──────── Supplied records
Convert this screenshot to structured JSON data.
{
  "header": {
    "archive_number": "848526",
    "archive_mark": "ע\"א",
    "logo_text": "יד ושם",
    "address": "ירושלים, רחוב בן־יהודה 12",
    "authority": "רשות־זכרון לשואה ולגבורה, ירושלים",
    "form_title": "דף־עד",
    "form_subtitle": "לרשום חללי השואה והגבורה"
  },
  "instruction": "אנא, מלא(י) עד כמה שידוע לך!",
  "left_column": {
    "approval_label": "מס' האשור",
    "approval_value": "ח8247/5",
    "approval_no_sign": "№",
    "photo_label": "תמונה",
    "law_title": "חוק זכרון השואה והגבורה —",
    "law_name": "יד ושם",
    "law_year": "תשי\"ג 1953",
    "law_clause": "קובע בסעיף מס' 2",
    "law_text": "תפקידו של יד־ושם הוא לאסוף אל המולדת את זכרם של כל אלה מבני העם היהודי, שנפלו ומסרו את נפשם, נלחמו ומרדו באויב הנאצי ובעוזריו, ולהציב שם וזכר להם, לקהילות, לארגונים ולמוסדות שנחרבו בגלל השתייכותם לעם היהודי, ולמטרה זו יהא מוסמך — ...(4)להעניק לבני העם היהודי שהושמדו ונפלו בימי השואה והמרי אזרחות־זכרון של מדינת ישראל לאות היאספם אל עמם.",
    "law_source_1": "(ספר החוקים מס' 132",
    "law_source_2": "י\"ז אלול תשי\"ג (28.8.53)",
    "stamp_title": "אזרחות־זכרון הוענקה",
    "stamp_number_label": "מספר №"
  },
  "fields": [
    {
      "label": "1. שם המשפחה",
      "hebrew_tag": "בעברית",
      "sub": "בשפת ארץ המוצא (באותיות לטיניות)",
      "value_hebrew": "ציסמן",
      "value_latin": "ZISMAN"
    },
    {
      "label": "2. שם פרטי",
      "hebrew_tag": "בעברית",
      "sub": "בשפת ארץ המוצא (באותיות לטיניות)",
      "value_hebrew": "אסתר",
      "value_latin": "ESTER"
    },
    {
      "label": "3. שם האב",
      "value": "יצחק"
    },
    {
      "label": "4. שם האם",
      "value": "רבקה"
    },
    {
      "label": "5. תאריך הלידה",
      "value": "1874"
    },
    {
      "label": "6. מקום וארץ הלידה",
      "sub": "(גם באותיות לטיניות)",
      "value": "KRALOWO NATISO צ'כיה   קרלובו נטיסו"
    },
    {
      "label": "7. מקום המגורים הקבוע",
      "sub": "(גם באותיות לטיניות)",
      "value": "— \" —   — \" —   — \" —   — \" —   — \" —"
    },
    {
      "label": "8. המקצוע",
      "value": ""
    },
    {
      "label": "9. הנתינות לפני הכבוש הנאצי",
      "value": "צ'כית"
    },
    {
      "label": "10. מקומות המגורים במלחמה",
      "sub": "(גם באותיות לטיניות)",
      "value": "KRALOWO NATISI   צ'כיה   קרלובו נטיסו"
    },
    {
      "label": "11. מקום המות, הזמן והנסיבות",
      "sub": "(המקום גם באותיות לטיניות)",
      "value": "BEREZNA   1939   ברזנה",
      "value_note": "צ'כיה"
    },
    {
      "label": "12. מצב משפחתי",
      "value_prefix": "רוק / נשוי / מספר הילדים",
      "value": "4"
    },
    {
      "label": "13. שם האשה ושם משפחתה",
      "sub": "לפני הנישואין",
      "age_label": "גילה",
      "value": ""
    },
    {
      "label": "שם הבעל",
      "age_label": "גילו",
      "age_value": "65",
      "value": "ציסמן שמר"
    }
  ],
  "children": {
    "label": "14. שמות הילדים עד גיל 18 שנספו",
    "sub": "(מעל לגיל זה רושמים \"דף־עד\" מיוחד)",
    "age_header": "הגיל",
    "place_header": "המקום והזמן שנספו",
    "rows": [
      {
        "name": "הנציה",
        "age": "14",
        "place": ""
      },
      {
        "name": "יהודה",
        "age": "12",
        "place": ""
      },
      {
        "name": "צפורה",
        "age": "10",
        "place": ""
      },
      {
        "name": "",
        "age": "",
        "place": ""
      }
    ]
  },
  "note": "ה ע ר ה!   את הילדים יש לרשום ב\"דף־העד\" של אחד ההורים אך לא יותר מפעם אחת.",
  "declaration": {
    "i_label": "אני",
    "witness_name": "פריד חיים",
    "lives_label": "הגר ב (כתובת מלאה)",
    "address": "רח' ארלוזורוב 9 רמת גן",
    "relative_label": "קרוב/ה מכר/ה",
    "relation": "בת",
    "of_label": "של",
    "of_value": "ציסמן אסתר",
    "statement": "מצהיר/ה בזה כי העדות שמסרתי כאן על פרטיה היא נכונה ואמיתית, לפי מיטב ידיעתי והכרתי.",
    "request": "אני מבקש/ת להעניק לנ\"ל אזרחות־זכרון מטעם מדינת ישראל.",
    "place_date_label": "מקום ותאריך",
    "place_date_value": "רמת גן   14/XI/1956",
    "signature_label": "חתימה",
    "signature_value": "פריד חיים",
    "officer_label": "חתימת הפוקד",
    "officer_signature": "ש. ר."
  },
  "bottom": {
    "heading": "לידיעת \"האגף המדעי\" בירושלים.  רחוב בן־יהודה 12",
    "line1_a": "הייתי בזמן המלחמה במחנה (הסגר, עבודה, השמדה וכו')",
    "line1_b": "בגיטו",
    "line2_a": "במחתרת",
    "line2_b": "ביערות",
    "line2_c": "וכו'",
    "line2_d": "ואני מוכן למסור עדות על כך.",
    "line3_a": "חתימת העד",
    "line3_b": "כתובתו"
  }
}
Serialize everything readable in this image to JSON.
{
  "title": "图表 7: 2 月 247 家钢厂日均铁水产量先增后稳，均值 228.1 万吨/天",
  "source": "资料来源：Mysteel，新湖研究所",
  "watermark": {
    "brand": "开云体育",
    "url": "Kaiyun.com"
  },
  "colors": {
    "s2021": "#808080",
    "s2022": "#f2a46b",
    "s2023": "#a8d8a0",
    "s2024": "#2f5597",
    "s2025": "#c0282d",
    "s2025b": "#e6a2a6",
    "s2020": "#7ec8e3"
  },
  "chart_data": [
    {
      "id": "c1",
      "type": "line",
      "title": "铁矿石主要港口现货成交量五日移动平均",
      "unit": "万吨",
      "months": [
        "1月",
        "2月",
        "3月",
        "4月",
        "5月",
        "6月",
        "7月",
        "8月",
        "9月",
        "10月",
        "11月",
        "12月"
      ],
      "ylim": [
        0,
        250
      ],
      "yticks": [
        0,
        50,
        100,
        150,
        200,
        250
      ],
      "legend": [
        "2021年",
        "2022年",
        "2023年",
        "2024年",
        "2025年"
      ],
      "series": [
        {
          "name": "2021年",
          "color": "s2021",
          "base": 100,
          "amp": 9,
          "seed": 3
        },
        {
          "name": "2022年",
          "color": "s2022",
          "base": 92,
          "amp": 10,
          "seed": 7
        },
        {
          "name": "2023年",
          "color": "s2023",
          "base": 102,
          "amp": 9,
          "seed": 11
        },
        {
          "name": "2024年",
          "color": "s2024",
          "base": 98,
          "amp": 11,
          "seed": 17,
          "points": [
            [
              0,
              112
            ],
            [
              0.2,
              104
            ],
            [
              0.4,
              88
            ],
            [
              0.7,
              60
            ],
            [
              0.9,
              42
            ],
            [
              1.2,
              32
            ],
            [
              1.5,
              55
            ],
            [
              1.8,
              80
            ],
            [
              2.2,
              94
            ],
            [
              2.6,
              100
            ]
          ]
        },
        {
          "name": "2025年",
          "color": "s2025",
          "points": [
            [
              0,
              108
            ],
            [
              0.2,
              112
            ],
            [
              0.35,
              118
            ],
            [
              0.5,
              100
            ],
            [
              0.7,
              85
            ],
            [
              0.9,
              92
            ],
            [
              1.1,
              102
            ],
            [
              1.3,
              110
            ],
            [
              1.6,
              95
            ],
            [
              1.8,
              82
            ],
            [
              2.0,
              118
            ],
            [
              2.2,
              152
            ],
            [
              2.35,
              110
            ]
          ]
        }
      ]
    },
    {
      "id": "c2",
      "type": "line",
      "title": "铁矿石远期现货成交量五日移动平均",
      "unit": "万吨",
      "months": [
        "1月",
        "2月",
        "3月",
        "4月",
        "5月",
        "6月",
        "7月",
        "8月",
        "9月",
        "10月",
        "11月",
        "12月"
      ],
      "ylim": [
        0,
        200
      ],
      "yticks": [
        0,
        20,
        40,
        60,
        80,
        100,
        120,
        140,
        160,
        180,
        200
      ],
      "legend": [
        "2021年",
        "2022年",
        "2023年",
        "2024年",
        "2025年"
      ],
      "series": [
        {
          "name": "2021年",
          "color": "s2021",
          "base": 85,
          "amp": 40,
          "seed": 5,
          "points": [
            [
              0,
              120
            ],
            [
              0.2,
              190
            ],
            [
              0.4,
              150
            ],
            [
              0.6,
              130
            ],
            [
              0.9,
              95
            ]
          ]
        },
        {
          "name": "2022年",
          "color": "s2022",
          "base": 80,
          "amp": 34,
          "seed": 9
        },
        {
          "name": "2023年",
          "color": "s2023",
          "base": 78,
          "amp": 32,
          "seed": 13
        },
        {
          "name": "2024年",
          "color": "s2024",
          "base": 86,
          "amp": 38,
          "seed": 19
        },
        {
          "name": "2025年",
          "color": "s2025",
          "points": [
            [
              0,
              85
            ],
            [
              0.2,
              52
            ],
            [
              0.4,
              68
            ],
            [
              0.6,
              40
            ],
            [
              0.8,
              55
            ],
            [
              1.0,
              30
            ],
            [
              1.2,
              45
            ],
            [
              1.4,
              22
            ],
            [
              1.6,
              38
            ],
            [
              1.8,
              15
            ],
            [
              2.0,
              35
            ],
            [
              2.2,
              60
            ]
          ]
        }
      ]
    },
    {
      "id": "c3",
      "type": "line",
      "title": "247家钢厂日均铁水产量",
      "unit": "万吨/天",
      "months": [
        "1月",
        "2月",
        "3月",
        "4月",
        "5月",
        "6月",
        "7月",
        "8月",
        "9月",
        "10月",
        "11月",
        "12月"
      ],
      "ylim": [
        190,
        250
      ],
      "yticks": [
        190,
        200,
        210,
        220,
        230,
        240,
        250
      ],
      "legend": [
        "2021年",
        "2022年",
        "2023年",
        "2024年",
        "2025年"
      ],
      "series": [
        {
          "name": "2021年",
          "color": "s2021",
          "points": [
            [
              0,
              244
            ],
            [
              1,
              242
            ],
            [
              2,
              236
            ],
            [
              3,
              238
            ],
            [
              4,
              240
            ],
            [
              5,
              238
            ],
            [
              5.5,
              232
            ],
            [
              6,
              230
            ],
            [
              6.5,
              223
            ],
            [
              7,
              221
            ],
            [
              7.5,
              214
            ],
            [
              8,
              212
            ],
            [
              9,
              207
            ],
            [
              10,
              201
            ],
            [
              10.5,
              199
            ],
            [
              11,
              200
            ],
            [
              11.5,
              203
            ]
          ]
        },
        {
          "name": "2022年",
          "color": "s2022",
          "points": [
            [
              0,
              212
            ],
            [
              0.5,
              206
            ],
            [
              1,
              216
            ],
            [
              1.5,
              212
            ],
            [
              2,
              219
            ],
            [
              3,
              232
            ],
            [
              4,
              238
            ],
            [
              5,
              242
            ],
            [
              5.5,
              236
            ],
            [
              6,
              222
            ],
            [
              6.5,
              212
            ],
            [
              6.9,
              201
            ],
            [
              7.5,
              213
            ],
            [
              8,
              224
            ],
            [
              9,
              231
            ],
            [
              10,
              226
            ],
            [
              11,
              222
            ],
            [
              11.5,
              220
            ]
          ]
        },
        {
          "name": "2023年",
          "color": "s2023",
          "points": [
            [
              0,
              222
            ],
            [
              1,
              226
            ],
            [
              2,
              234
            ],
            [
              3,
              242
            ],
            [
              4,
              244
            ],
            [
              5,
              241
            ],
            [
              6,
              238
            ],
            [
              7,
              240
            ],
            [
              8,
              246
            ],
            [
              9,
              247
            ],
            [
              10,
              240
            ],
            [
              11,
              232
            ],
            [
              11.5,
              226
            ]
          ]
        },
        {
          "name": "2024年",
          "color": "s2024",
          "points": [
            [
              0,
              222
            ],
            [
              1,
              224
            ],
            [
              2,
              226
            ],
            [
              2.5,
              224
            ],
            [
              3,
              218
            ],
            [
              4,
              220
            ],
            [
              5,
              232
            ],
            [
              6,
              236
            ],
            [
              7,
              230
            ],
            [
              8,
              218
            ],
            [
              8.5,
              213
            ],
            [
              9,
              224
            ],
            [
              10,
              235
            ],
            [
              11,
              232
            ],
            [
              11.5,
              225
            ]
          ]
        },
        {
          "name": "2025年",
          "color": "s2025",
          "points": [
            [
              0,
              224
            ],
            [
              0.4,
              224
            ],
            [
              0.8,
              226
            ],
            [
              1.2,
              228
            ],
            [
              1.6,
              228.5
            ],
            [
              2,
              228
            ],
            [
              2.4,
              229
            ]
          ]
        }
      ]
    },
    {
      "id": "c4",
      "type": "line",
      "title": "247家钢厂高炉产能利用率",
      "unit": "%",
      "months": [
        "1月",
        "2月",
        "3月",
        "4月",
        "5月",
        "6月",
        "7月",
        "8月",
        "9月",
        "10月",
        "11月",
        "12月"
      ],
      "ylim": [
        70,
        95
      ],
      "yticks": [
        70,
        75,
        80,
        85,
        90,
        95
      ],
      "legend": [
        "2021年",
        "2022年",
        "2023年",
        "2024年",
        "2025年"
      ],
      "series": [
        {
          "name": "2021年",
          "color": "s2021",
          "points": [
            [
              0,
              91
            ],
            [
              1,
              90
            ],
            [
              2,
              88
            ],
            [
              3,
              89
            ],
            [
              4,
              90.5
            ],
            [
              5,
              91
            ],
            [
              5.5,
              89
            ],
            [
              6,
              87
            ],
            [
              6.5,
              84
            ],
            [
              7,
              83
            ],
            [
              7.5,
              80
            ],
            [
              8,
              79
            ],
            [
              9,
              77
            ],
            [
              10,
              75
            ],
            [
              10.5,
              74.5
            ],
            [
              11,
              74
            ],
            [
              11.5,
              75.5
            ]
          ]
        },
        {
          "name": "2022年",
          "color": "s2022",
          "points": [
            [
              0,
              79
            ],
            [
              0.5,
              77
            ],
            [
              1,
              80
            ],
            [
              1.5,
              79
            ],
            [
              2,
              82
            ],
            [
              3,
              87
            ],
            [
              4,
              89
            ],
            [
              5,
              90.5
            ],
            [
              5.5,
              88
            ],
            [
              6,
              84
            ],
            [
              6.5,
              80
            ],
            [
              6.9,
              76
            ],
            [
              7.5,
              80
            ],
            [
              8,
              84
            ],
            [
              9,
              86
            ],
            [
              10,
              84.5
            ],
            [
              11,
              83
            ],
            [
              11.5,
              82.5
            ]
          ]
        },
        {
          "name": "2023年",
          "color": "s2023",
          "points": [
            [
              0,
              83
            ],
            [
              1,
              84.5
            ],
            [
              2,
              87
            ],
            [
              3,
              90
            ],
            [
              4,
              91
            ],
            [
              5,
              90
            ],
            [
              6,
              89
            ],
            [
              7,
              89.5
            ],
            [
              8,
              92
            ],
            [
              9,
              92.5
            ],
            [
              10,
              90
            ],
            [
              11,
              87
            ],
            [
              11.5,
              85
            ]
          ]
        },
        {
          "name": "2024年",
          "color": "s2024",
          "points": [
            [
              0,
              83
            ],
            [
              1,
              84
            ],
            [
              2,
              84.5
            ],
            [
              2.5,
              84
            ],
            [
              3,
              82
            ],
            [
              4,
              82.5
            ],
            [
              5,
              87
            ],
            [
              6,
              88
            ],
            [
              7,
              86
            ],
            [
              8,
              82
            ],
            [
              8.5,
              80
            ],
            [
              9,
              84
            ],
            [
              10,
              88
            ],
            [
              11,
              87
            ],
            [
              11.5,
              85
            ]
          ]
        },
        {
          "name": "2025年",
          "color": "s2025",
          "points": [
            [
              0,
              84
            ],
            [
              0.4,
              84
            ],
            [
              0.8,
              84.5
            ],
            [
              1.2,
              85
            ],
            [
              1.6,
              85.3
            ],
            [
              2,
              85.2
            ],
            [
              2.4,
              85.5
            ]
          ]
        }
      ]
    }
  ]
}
────────────────
Short exercise:
Check each line of the listing above for the string "זכרון", then report only how many lines have it.

Result of the exercise:
5